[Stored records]

>>>

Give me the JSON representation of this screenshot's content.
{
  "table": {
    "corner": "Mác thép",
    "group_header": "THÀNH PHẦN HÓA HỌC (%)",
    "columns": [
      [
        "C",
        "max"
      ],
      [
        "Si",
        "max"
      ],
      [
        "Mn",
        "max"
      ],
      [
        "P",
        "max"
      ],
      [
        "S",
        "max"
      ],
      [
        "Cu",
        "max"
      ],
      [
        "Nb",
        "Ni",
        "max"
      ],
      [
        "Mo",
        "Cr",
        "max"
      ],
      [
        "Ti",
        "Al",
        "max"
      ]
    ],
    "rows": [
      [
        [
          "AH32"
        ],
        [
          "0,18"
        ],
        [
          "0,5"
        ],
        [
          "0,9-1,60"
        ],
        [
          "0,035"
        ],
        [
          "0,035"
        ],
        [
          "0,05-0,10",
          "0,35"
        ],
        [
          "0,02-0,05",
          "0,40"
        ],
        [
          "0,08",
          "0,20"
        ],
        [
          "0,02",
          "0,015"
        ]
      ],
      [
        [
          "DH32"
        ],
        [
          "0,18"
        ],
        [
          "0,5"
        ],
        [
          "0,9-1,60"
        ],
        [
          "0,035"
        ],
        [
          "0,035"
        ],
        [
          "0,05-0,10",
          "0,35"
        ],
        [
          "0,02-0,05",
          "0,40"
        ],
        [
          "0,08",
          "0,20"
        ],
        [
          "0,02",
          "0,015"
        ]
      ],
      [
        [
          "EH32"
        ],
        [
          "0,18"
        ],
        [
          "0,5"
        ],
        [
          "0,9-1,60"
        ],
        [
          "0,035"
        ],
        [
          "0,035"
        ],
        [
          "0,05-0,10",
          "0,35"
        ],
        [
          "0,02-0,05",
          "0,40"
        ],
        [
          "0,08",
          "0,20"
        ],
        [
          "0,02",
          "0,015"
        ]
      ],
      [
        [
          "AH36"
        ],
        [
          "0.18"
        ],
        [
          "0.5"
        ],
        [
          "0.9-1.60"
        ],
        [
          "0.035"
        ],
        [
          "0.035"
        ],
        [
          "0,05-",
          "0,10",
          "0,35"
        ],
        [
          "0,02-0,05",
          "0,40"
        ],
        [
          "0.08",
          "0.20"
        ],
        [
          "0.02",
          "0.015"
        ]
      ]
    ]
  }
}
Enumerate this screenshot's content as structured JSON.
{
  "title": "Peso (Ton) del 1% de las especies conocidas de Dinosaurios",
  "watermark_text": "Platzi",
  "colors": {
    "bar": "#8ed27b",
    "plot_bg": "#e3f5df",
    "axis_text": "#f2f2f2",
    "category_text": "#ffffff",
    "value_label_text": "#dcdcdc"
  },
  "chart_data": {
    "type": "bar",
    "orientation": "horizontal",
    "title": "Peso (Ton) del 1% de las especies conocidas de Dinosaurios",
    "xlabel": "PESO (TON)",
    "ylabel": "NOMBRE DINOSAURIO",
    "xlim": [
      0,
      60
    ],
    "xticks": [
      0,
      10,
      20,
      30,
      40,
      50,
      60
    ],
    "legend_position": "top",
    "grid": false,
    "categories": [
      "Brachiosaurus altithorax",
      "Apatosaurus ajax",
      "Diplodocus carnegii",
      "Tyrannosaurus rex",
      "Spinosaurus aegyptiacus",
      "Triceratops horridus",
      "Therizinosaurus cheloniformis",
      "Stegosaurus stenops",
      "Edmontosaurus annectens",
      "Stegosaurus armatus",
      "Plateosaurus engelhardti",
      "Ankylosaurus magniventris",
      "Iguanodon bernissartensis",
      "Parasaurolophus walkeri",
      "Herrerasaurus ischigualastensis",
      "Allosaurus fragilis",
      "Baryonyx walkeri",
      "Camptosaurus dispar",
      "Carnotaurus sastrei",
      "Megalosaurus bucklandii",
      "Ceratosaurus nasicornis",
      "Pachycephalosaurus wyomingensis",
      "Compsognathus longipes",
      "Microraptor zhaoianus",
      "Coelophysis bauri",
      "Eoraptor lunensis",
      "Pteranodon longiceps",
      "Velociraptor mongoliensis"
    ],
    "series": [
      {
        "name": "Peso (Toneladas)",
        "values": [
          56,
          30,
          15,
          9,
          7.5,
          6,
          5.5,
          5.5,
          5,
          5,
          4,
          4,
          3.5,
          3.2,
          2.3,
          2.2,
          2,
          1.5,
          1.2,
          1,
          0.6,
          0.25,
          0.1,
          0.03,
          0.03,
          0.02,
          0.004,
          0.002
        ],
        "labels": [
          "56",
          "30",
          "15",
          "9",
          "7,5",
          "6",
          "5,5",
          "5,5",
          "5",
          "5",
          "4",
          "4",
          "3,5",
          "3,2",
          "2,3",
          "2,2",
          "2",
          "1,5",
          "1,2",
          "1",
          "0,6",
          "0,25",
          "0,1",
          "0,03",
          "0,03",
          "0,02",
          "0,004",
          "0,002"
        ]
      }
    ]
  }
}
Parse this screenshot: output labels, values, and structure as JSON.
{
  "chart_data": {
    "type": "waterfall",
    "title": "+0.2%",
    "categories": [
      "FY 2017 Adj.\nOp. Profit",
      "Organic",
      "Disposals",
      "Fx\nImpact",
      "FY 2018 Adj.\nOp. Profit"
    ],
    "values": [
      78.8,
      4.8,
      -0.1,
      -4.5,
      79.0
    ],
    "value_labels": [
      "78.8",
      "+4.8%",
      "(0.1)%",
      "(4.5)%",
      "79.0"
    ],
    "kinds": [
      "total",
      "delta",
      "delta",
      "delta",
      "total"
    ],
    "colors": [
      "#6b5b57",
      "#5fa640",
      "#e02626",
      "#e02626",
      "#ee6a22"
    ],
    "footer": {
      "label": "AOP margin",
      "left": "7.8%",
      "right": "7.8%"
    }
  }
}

<<<

Set task
For each line of the entries that includes "especies", show that line.

Exercise response
  "title": "Peso (Ton) del 1% de las especies conocidas de Dinosaurios",
    "title": "Peso (Ton) del 1% de las especies conocidas de Dinosaurios",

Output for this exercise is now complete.